* REQUIRED TASK *
Identify, in the records below, every line where the string "true" appears, and copy each such line.

* Stored entries *
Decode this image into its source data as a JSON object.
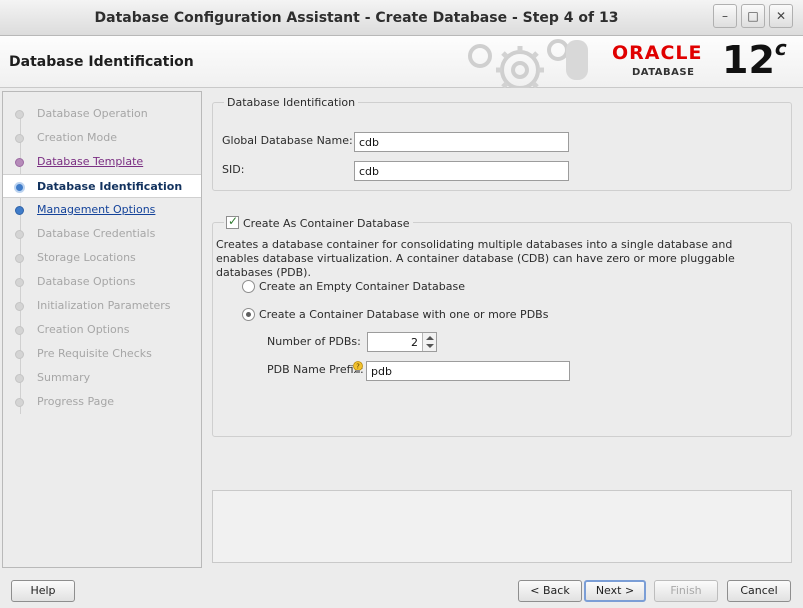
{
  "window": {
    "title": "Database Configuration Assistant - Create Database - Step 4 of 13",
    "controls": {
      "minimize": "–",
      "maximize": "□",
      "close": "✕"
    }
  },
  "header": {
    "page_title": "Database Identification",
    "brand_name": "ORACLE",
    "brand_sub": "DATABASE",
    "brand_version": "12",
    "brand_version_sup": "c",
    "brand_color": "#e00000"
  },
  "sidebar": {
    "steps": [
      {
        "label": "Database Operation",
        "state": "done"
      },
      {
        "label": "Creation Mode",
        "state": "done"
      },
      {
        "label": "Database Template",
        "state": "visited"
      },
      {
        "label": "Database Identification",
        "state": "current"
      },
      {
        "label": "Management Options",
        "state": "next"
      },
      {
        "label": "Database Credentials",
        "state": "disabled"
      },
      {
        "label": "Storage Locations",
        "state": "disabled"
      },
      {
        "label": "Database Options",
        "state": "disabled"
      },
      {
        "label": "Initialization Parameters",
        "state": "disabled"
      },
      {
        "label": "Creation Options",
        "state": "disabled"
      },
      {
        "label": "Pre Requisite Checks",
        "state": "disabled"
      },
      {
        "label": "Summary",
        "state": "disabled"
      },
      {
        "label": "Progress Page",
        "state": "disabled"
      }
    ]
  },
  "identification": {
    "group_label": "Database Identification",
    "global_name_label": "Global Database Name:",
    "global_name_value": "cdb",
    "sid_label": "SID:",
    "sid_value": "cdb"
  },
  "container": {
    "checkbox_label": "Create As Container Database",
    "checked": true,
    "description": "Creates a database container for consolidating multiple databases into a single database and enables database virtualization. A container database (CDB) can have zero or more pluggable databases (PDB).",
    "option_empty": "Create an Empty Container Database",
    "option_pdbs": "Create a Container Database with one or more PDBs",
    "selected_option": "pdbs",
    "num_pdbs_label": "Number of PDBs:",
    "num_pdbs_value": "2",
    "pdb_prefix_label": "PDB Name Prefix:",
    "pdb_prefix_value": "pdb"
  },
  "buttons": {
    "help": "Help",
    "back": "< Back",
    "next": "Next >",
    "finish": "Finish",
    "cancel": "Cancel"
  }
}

* * *

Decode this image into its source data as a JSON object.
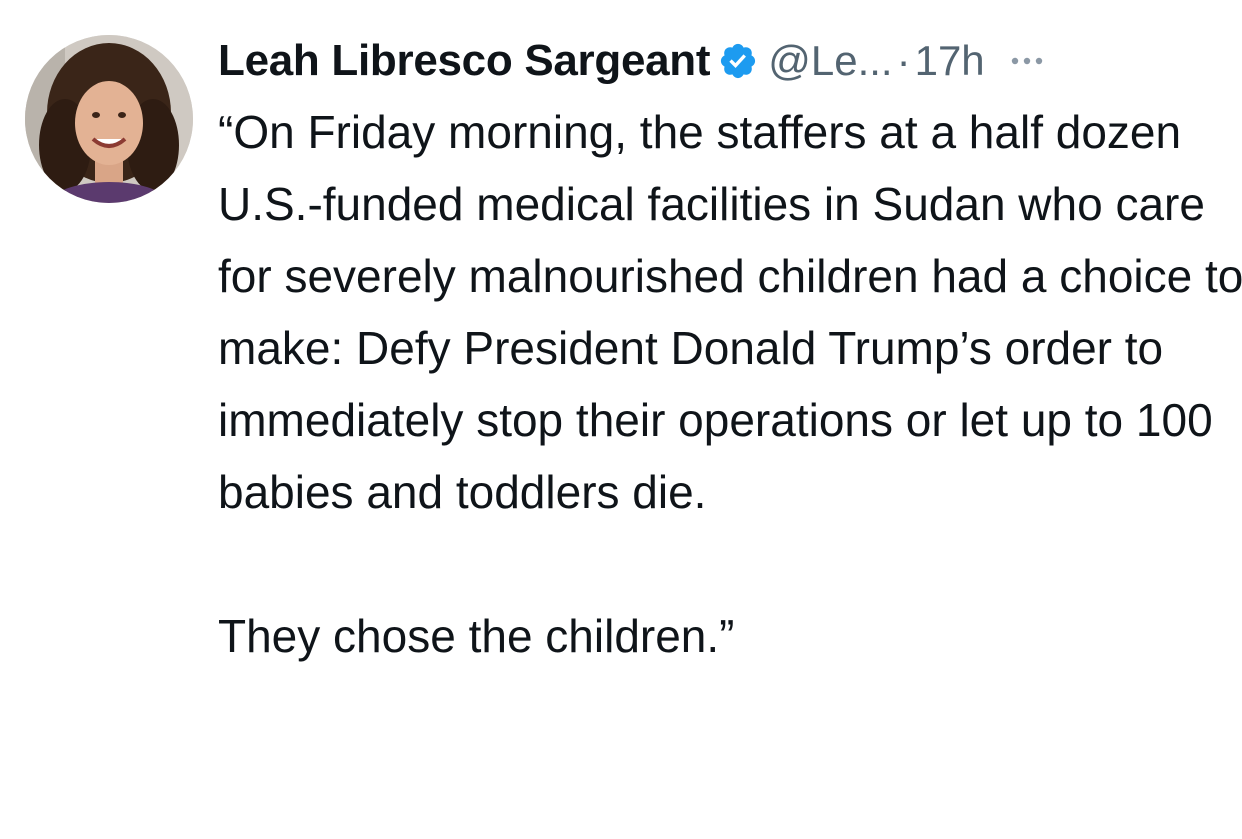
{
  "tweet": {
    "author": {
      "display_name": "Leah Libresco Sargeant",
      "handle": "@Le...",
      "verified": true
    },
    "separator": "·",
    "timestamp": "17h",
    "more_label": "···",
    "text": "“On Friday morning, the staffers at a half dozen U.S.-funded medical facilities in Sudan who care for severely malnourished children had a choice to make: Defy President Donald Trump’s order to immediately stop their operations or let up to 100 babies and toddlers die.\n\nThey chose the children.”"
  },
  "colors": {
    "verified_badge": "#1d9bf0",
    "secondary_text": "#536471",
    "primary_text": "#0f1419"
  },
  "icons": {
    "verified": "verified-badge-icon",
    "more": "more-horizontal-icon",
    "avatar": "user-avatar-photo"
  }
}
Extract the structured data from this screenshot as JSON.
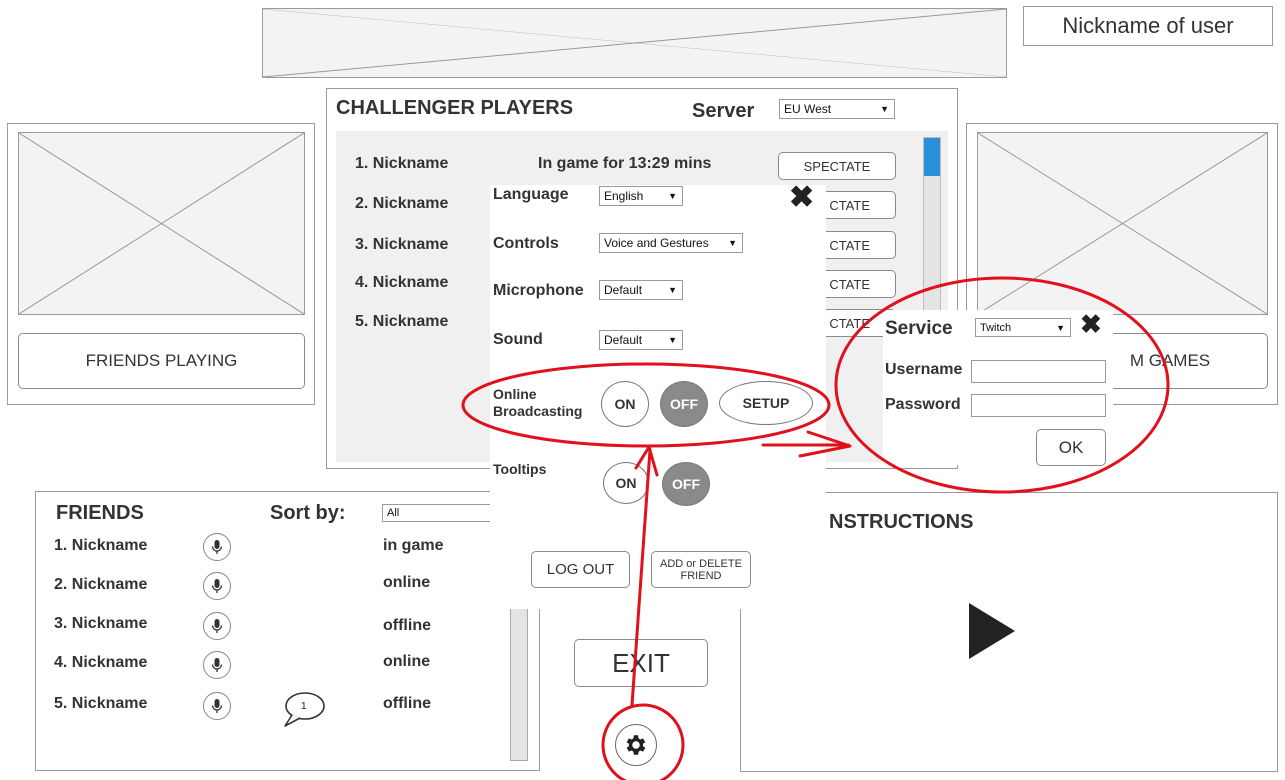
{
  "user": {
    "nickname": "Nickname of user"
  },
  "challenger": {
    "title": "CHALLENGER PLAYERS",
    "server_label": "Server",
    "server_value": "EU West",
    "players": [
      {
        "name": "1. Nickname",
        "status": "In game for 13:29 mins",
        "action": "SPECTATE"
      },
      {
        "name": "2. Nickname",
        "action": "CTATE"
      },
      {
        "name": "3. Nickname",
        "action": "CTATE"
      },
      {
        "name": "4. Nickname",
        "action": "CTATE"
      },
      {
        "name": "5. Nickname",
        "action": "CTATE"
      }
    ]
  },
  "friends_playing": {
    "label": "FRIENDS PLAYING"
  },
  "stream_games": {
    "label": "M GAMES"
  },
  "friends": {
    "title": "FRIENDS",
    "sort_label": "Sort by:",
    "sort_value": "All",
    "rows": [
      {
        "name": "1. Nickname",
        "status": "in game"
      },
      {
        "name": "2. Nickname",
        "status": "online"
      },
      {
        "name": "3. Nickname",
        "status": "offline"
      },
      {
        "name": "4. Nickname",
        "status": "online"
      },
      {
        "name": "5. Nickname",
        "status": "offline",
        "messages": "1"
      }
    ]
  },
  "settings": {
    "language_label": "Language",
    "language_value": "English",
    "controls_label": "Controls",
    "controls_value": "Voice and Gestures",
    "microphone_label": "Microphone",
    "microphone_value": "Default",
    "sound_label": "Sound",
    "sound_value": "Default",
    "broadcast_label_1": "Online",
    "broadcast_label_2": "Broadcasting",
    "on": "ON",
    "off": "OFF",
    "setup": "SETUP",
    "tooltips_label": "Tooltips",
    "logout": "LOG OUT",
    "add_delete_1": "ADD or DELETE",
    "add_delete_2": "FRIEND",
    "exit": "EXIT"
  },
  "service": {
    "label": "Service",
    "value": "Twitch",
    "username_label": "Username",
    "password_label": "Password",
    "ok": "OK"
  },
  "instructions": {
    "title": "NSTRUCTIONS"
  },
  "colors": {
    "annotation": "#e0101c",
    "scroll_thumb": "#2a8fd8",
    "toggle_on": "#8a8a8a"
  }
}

---

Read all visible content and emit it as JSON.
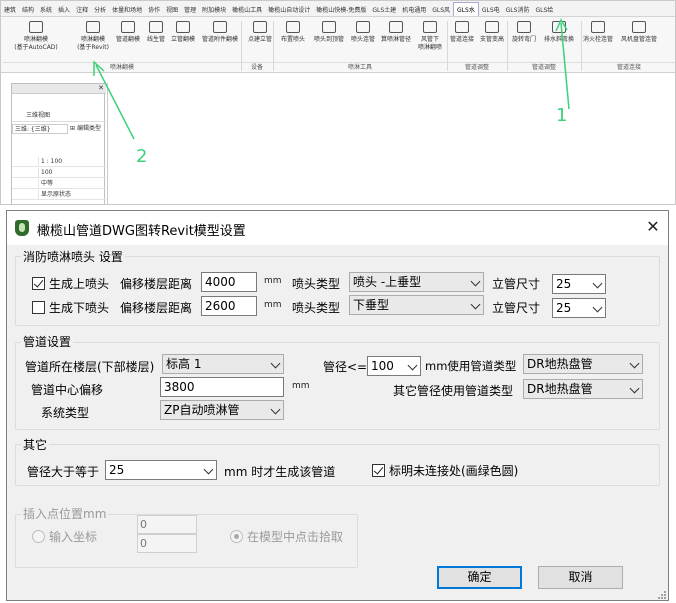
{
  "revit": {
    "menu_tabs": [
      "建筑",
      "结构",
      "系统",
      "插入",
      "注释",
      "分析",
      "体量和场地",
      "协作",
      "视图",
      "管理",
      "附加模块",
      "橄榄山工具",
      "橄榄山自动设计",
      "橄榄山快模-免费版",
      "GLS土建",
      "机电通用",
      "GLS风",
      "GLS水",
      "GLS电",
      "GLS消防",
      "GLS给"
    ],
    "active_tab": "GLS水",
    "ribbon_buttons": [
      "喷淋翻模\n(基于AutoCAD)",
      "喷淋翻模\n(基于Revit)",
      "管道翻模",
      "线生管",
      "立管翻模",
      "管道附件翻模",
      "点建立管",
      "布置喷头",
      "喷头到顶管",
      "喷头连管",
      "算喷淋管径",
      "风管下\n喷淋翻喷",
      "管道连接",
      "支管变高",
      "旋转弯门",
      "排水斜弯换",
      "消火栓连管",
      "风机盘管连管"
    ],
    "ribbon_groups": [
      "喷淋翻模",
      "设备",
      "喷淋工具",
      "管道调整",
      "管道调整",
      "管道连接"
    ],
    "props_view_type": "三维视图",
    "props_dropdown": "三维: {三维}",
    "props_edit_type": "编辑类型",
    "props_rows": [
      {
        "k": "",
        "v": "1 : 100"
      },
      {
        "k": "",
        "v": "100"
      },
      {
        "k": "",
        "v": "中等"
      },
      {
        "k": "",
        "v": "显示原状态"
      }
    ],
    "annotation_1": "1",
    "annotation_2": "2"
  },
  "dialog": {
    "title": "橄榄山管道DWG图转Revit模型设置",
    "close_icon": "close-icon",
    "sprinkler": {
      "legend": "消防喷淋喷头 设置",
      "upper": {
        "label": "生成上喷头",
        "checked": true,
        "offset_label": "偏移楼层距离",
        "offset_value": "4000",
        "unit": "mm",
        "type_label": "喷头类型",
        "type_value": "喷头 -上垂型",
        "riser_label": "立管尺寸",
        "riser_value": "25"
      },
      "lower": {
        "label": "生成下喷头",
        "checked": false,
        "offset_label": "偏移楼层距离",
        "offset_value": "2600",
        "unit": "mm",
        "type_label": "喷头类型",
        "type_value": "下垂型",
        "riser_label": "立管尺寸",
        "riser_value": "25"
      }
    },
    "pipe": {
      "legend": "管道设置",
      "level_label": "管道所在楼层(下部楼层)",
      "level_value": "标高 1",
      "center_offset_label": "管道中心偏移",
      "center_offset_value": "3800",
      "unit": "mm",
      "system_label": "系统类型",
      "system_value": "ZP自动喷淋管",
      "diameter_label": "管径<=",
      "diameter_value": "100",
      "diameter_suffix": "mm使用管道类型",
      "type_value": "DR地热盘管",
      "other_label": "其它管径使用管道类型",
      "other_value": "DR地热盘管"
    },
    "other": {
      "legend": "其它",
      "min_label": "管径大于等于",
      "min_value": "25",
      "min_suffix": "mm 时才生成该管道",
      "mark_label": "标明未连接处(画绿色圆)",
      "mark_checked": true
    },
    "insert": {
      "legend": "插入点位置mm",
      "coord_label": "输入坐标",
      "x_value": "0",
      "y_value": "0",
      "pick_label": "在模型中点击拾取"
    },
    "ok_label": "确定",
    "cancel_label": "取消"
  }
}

* RESULT BELOW *
    "checked": true,
      "verified": true
        "checked": true,
      "mark_checked": true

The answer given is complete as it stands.